[Start AVAILABLE RECORDS]

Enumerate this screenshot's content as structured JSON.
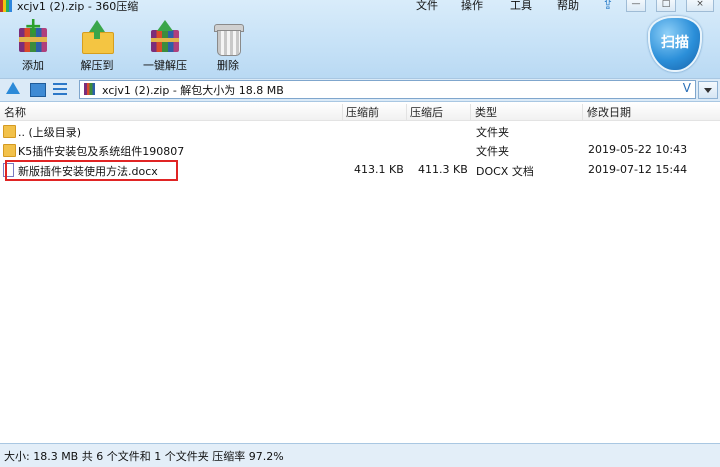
{
  "window": {
    "title": "xcjv1 (2).zip - 360压缩",
    "menus": [
      "文件",
      "操作",
      "工具",
      "帮助"
    ],
    "controls": {
      "minimize": "—",
      "maximize": "□",
      "close": "×"
    }
  },
  "toolbar": {
    "add": "添加",
    "extract_to": "解压到",
    "one_click_extract": "一键解压",
    "delete": "删除",
    "scan": "扫描"
  },
  "address": {
    "path": "xcjv1 (2).zip - 解包大小为 18.8 MB",
    "dropdown_symbol": "V"
  },
  "columns": {
    "name": "名称",
    "before": "压缩前",
    "after": "压缩后",
    "type": "类型",
    "date": "修改日期"
  },
  "rows": [
    {
      "name": ".. (上级目录)",
      "before": "",
      "after": "",
      "type": "文件夹",
      "date": "",
      "icon": "folder-icon"
    },
    {
      "name": "K5插件安装包及系统组件190807",
      "before": "",
      "after": "",
      "type": "文件夹",
      "date": "2019-05-22 10:43",
      "icon": "folder-icon"
    },
    {
      "name": "新版插件安装使用方法.docx",
      "before": "413.1 KB",
      "after": "411.3 KB",
      "type": "DOCX 文档",
      "date": "2019-07-12 15:44",
      "icon": "docx-icon"
    }
  ],
  "status": {
    "text": "大小: 18.3 MB 共 6 个文件和 1 个文件夹 压缩率 97.2%"
  },
  "colors": {
    "accent": "#2c8ad8",
    "highlight_box": "#e02424",
    "toolbar_bg": "#c7e2f7"
  }
}
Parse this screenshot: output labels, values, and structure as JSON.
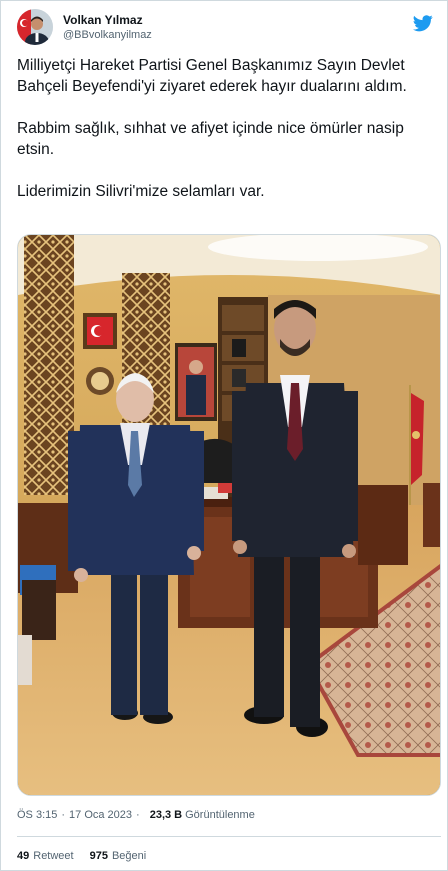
{
  "author": {
    "display_name": "Volkan Yılmaz",
    "handle": "@BBvolkanyilmaz"
  },
  "tweet": {
    "paragraphs": [
      "Milliyetçi Hareket Partisi Genel Başkanımız Sayın Devlet Bahçeli Beyefendi'yi ziyaret ederek hayır dualarını aldım.",
      "Rabbim sağlık, sıhhat ve afiyet içinde nice ömürler nasip etsin.",
      "Liderimizin Silivri'mize selamları var."
    ]
  },
  "meta": {
    "time": "ÖS 3:15",
    "date": "17 Oca 2023",
    "views_count": "23,3 B",
    "views_label": "Görüntülenme"
  },
  "stats": {
    "retweets_count": "49",
    "retweets_label": "Retweet",
    "likes_count": "975",
    "likes_label": "Beğeni"
  },
  "icons": {
    "brand": "twitter-bird-icon"
  },
  "colors": {
    "brand_blue": "#1d9bf0",
    "text_primary": "#0f1419",
    "text_secondary": "#536471",
    "border": "#cfd9de"
  }
}
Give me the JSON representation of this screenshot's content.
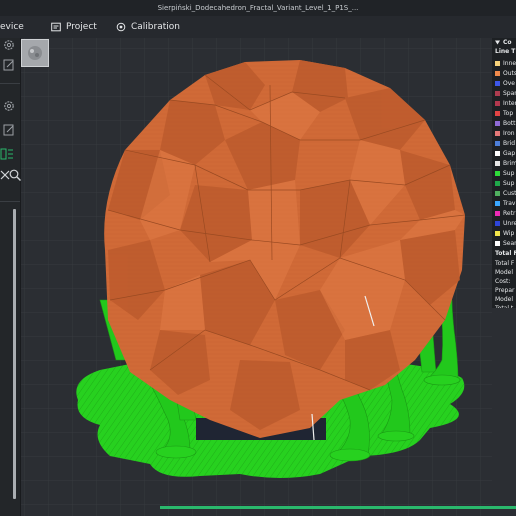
{
  "window": {
    "title": "Sierpiński_Dodecahedron_Fractal_Variant_Level_1_P1S_..."
  },
  "menubar": {
    "device_label": "evice",
    "project_label": "Project",
    "calibration_label": "Calibration"
  },
  "legend": {
    "title": "Co",
    "subtitle": "Line T",
    "items": [
      {
        "label": "Inne",
        "color": "#f7d27a"
      },
      {
        "label": "Outs",
        "color": "#f08a4b"
      },
      {
        "label": "Ove",
        "color": "#3d56e8"
      },
      {
        "label": "Spar",
        "color": "#ad3c4f"
      },
      {
        "label": "Inter",
        "color": "#b2384e"
      },
      {
        "label": "Top",
        "color": "#e24444"
      },
      {
        "label": "Bott",
        "color": "#8e6ad6"
      },
      {
        "label": "Iron",
        "color": "#e47878"
      },
      {
        "label": "Brid",
        "color": "#4d7ed8"
      },
      {
        "label": "Gap",
        "color": "#ffffff"
      },
      {
        "label": "Brim",
        "color": "#e6e6e6"
      },
      {
        "label": "Sup",
        "color": "#2edc3a"
      },
      {
        "label": "Sup",
        "color": "#1fa84a"
      },
      {
        "label": "Cust",
        "color": "#50b060"
      },
      {
        "label": "Trav",
        "color": "#3aa7ff"
      },
      {
        "label": "Retr",
        "color": "#ec2ab5"
      },
      {
        "label": "Unre",
        "color": "#2e45d8"
      },
      {
        "label": "Wip",
        "color": "#f3e64a"
      },
      {
        "label": "Sear",
        "color": "#ffffff"
      }
    ],
    "stats_title": "Total F",
    "stats": [
      "Total F",
      "Model",
      "Cost:",
      "Prepar",
      "Model",
      "Total t"
    ]
  },
  "colors": {
    "model_orange": "#d06a37",
    "support_green": "#27d11f",
    "bed_dark": "#2b2e33",
    "accent_green": "#2ab86c"
  }
}
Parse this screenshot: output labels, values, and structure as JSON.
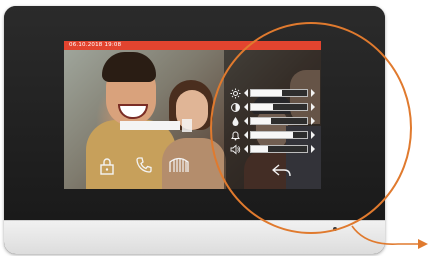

[End AVAILABLE RECORDS]

■ **TASK REQUIREMENTS**
Transcribe every entry word for word, but skip the pictures.

■ **EXERCISE ANSWER**
Enumerate this screenshot's content as structured JSON.
{
  "window": {
    "title": "xcjv1 (2).zip - 360压缩",
    "menus": [
      "文件",
      "操作",
      "工具",
      "帮助"
    ],
    "controls": {
      "minimize": "—",
      "maximize": "□",
      "close": "×"
    }
  },
  "toolbar": {
    "add": "添加",
    "extract_to": "解压到",
    "one_click_extract": "一键解压",
    "delete": "删除",
    "scan": "扫描"
  },
  "address": {
    "path": "xcjv1 (2).zip - 解包大小为 18.8 MB",
    "dropdown_symbol": "V"
  },
  "columns": {
    "name": "名称",
    "before": "压缩前",
    "after": "压缩后",
    "type": "类型",
    "date": "修改日期"
  },
  "rows": [
    {
      "name": ".. (上级目录)",
      "before": "",
      "after": "",
      "type": "文件夹",
      "date": "",
      "icon": "folder-icon"
    },
    {
      "name": "K5插件安装包及系统组件190807",
      "before": "",
      "after": "",
      "type": "文件夹",
      "date": "2019-05-22 10:43",
      "icon": "folder-icon"
    },
    {
      "name": "新版插件安装使用方法.docx",
      "before": "413.1 KB",
      "after": "411.3 KB",
      "type": "DOCX 文档",
      "date": "2019-07-12 15:44",
      "icon": "docx-icon"
    }
  ],
  "status": {
    "text": "大小: 18.3 MB 共 6 个文件和 1 个文件夹 压缩率 97.2%"
  },
  "colors": {
    "accent": "#2c8ad8",
    "highlight_box": "#e02424",
    "toolbar_bg": "#c7e2f7"
  }
}
Parse this screenshot: output labels, values, and structure as JSON.
{
  "author": {
    "display_name": "Volkan Yılmaz",
    "handle": "@BBvolkanyilmaz"
  },
  "tweet": {
    "paragraphs": [
      "Milliyetçi Hareket Partisi Genel Başkanımız Sayın Devlet Bahçeli Beyefendi'yi ziyaret ederek hayır dualarını aldım.",
      "Rabbim sağlık, sıhhat ve afiyet içinde nice ömürler nasip etsin.",
      "Liderimizin Silivri'mize selamları var."
    ]
  },
  "meta": {
    "time": "ÖS 3:15",
    "date": "17 Oca 2023",
    "views_count": "23,3 B",
    "views_label": "Görüntülenme"
  },
  "stats": {
    "retweets_count": "49",
    "retweets_label": "Retweet",
    "likes_count": "975",
    "likes_label": "Beğeni"
  },
  "icons": {
    "brand": "twitter-bird-icon"
  },
  "colors": {
    "brand_blue": "#1d9bf0",
    "text_primary": "#0f1419",
    "text_secondary": "#536471",
    "border": "#cfd9de"
  }
}
Give me the JSON representation of this screenshot's content.
{
  "window": {
    "title": "Sierpiński_Dodecahedron_Fractal_Variant_Level_1_P1S_..."
  },
  "menubar": {
    "device_label": "evice",
    "project_label": "Project",
    "calibration_label": "Calibration"
  },
  "legend": {
    "title": "Co",
    "subtitle": "Line T",
    "items": [
      {
        "label": "Inne",
        "color": "#f7d27a"
      },
      {
        "label": "Outs",
        "color": "#f08a4b"
      },
      {
        "label": "Ove",
        "color": "#3d56e8"
      },
      {
        "label": "Spar",
        "color": "#ad3c4f"
      },
      {
        "label": "Inter",
        "color": "#b2384e"
      },
      {
        "label": "Top",
        "color": "#e24444"
      },
      {
        "label": "Bott",
        "color": "#8e6ad6"
      },
      {
        "label": "Iron",
        "color": "#e47878"
      },
      {
        "label": "Brid",
        "color": "#4d7ed8"
      },
      {
        "label": "Gap",
        "color": "#ffffff"
      },
      {
        "label": "Brim",
        "color": "#e6e6e6"
      },
      {
        "label": "Sup",
        "color": "#2edc3a"
      },
      {
        "label": "Sup",
        "color": "#1fa84a"
      },
      {
        "label": "Cust",
        "color": "#50b060"
      },
      {
        "label": "Trav",
        "color": "#3aa7ff"
      },
      {
        "label": "Retr",
        "color": "#ec2ab5"
      },
      {
        "label": "Unre",
        "color": "#2e45d8"
      },
      {
        "label": "Wip",
        "color": "#f3e64a"
      },
      {
        "label": "Sear",
        "color": "#ffffff"
      }
    ],
    "stats_title": "Total F",
    "stats": [
      "Total F",
      "Model",
      "Cost:",
      "Prepar",
      "Model",
      "Total t"
    ]
  },
  "colors": {
    "model_orange": "#d06a37",
    "support_green": "#27d11f",
    "bed_dark": "#2b2e33",
    "accent_green": "#2ab86c"
  }
}
Parse this screenshot: output labels, values, and structure as JSON.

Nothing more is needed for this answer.